#### TO DO
Pull each line holding the word "OPERACIONES" from the data.

#### EXTRACTED DATA
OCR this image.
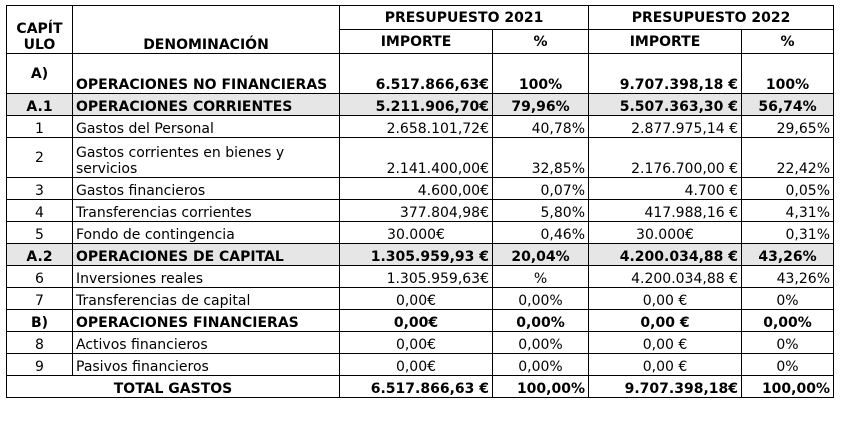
CAPÍT
ULO	DENOMINACIÓN	PRESUPUESTO 2021		PRESUPUESTO 2022	
		IMPORTE	%	IMPORTE	%
A)	OPERACIONES NO FINANCIERAS	6.517.866,63€	100%	9.707.398,18 €	100%
A.1	OPERACIONES CORRIENTES	5.211.906,70€	79,96%	5.507.363,30 €	56,74%
1	Gastos del Personal	2.658.101,72€	40,78%	2.877.975,14 €	29,65%
2	Gastos corrientes en bienes y servicios	2.141.400,00€	32,85%	2.176.700,00 €	22,42%
3	Gastos financieros	4.600,00€	0,07%	4.700 €	0,05%
4	Transferencias corrientes	377.804,98€	5,80%	417.988,16 €	4,31%
5	Fondo de contingencia	30.000€	0,46%	30.000€	0,31%
A.2	OPERACIONES DE CAPITAL	1.305.959,93 €	20,04%	4.200.034,88 €	43,26%
6	Inversiones reales	1.305.959,63€	%	4.200.034,88 €	43,26%
7	Transferencias de capital	0,00€	0,00%	0,00 €	0%
B)	OPERACIONES FINANCIERAS	0,00€	0,00%	0,00 €	0,00%
8	Activos financieros	0,00€	0,00%	0,00 €	0%
9	Pasivos financieros	0,00€	0,00%	0,00 €	0%
TOTAL GASTOS		6.517.866,63 €	100,00%	9.707.398,18€	100,00%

#### RESULT FOR THIS TASK
A)	OPERACIONES NO FINANCIERAS	6.517.866,63€	100%	9.707.398,18 €	100%
A.1	OPERACIONES CORRIENTES	5.211.906,70€	79,96%	5.507.363,30 €	56,74%
A.2	OPERACIONES DE CAPITAL	1.305.959,93 €	20,04%	4.200.034,88 €	43,26%
B)	OPERACIONES FINANCIERAS	0,00€	0,00%	0,00 €	0,00%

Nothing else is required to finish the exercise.